-- Input material start --
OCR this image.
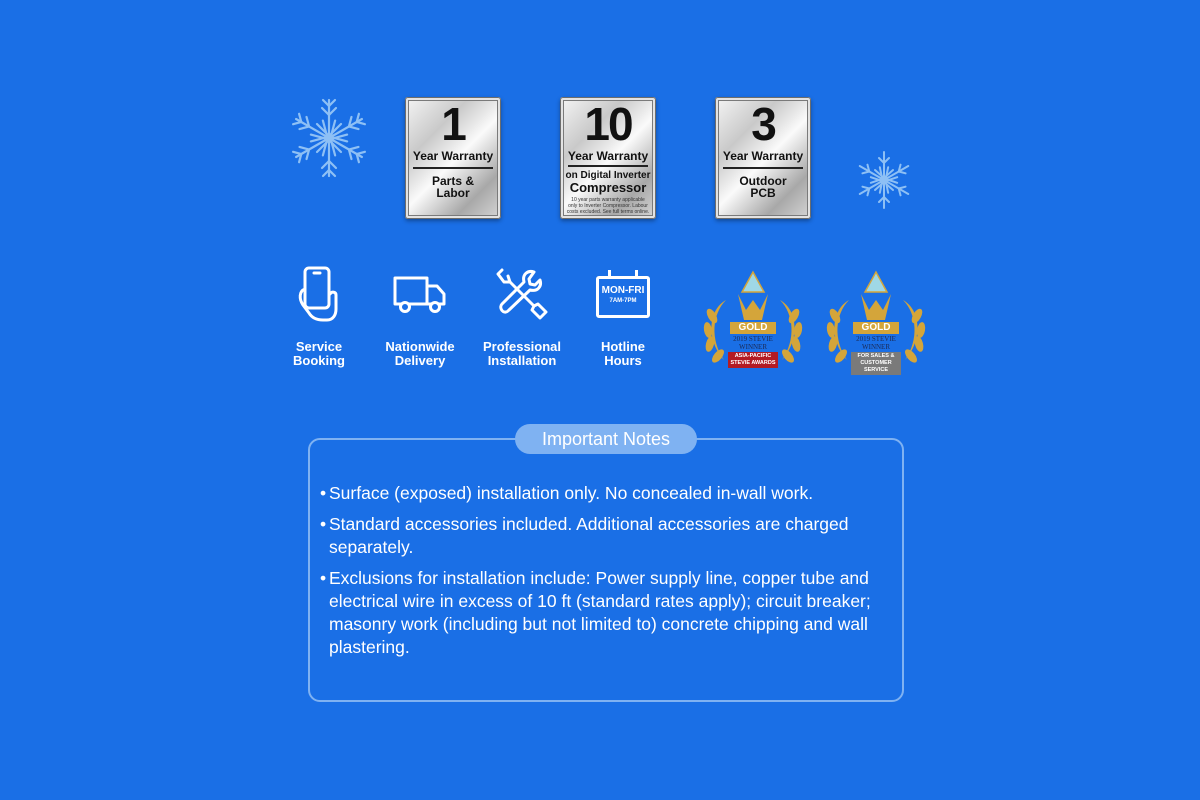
1
Year Warranty
Parts &
Labor
10
Year Warranty
on Digital Inverter
Compressor
10 year parts warranty applicable only to Inverter Compressor. Labour costs excluded. See full terms online.
3
Year Warranty
Outdoor
PCB
Service
Booking
Nationwide
Delivery
Professional
Installation
MON-FRI
7AM-7PM
Hotline
Hours
GOLD
2019 STEVIE WINNER
ASIA-PACIFIC STEVIE AWARDS
GOLD
2019 STEVIE WINNER
FOR SALES & CUSTOMER SERVICE
• Surface (exposed) installation only. No concealed in-wall work.
• Standard accessories included. Additional accessories are charged separately.
• Exclusions for installation include: Power supply line, copper tube and electrical wire in excess of 10 ft (standard rates apply); circuit breaker; masonry work (including but not limited to) concrete chipping and wall plastering.
Important Notes
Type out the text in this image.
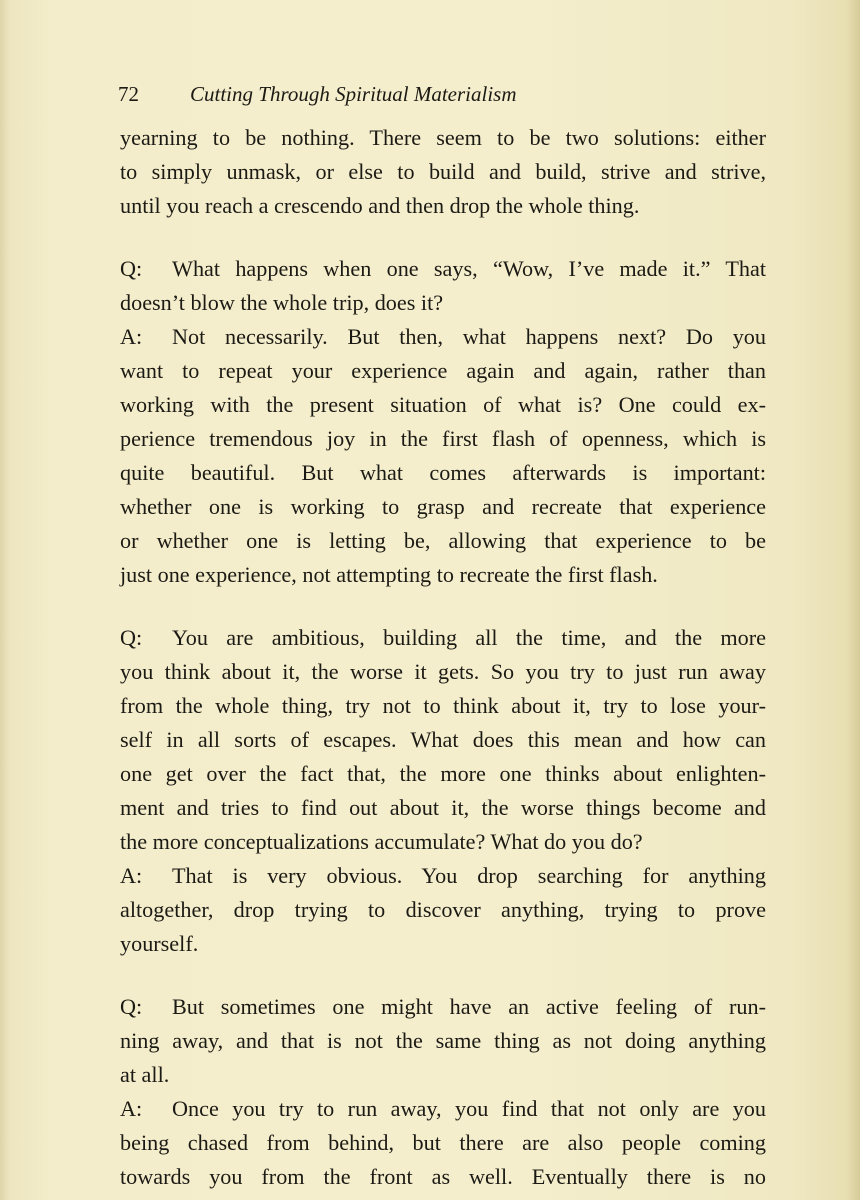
72 Cutting Through Spiritual Materialism
yearning to be nothing. There seem to be two solutions: either
to simply unmask, or else to build and build, strive and strive,
until you reach a crescendo and then drop the whole thing.
Q: What happens when one says, “Wow, I’ve made it.” That
doesn’t blow the whole trip, does it?
A: Not necessarily. But then, what happens next? Do you
want to repeat your experience again and again, rather than
working with the present situation of what is? One could ex-
perience tremendous joy in the first flash of openness, which is
quite beautiful. But what comes afterwards is important:
whether one is working to grasp and recreate that experience
or whether one is letting be, allowing that experience to be
just one experience, not attempting to recreate the first flash.
Q: You are ambitious, building all the time, and the more
you think about it, the worse it gets. So you try to just run away
from the whole thing, try not to think about it, try to lose your-
self in all sorts of escapes. What does this mean and how can
one get over the fact that, the more one thinks about enlighten-
ment and tries to find out about it, the worse things become and
the more conceptualizations accumulate? What do you do?
A: That is very obvious. You drop searching for anything
altogether, drop trying to discover anything, trying to prove
yourself.
Q: But sometimes one might have an active feeling of run-
ning away, and that is not the same thing as not doing anything
at all.
A: Once you try to run away, you find that not only are you
being chased from behind, but there are also people coming
towards you from the front as well. Eventually there is no
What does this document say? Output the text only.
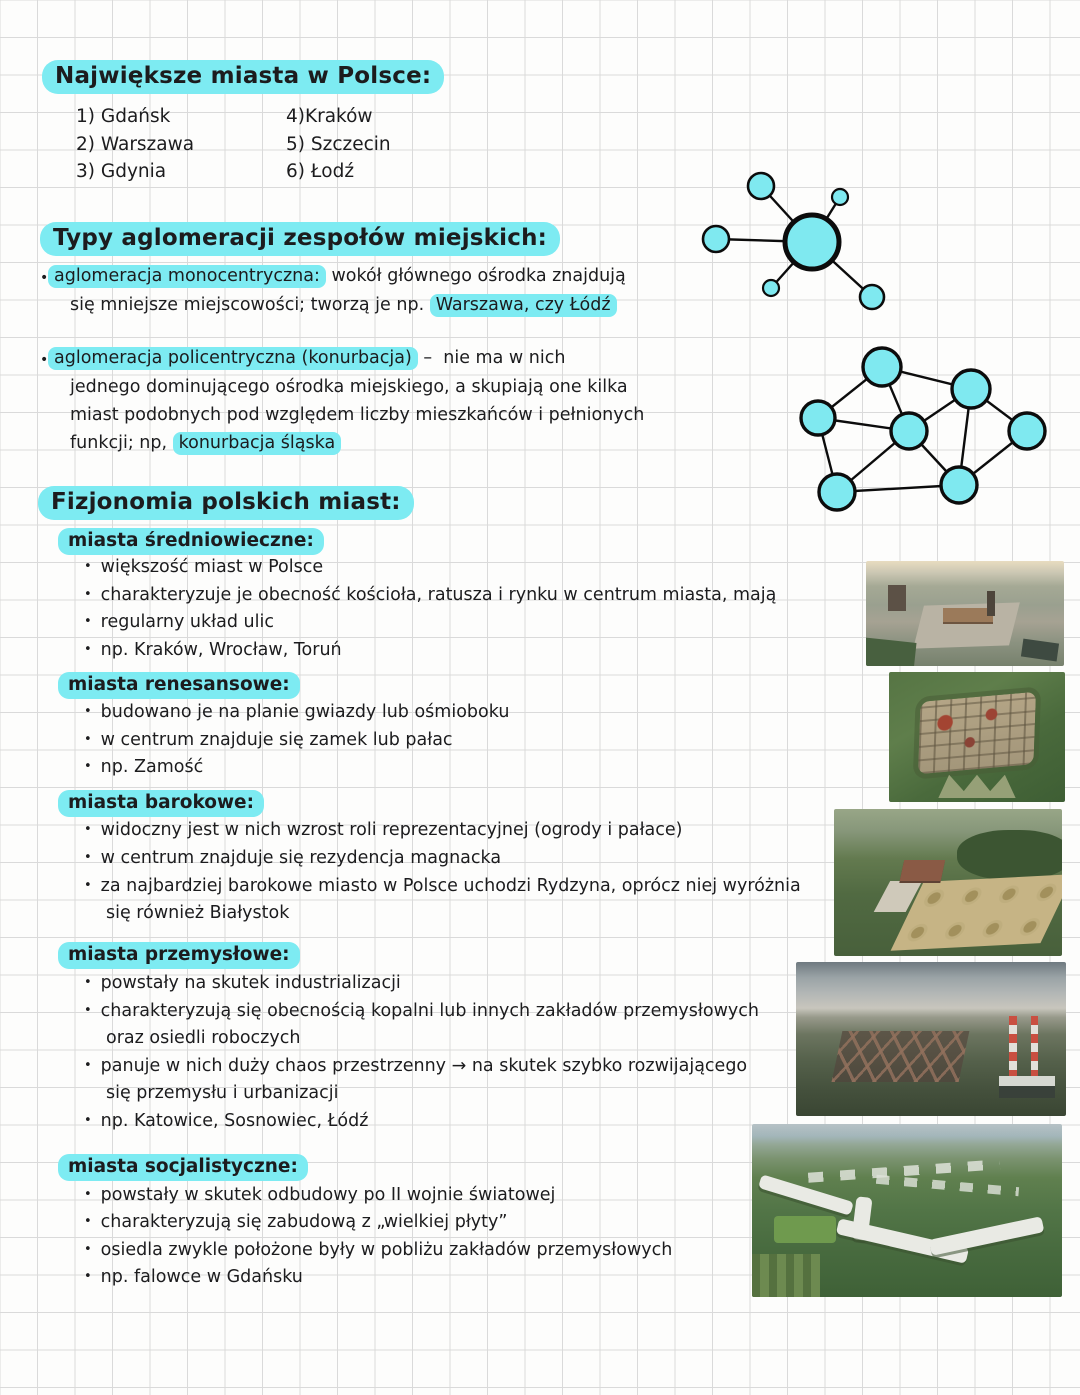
Największe miasta w Polsce:
1) Gdańsk
2) Warszawa
3) Gdynia
4)Kraków
5) Szczecin
6) Łodź
Typy aglomeracji zespołów miejskich:
• aglomeracja monocentryczna: wokół głównego ośrodka znajdują
się mniejsze miejscowości; tworzą je np. Warszawa, czy Łódź
• aglomeracja policentryczna (konurbacja) –  nie ma w nich
jednego dominującego ośrodka miejskiego, a skupiają one kilka
miast podobnych pod względem liczby mieszkańców i pełnionych
funkcji; np, konurbacja śląska
Fizjonomia polskich miast:
miasta średniowieczne:
• większość miast w Polsce
• charakteryzuje je obecność kościoła, ratusza i rynku w centrum miasta, mają
• regularny układ ulic
• np. Kraków, Wrocław, Toruń
miasta renesansowe:
• budowano je na planie gwiazdy lub ośmioboku
• w centrum znajduje się zamek lub pałac
• np. Zamość
miasta barokowe:
• widoczny jest w nich wzrost roli reprezentacyjnej (ogrody i pałace)
• w centrum znajduje się rezydencja magnacka
• za najbardziej barokowe miasto w Polsce uchodzi Rydzyna, oprócz niej wyróżnia
się również Białystok
miasta przemysłowe:
• powstały na skutek industrializacji
• charakteryzują się obecnością kopalni lub innych zakładów przemysłowych
oraz osiedli roboczych
• panuje w nich duży chaos przestrzenny → na skutek szybko rozwijającego
się przemysłu i urbanizacji
• np. Katowice, Sosnowiec, Łódź
miasta socjalistyczne:
• powstały w skutek odbudowy po II wojnie światowej
• charakteryzują się zabudową z „wielkiej płyty”
• osiedla zwykle położone były w pobliżu zakładów przemysłowych
• np. falowce w Gdańsku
-- Input material end --
Do this —
Say how many lines above hold the word "barokowe", giving only the count.

Full solution —
2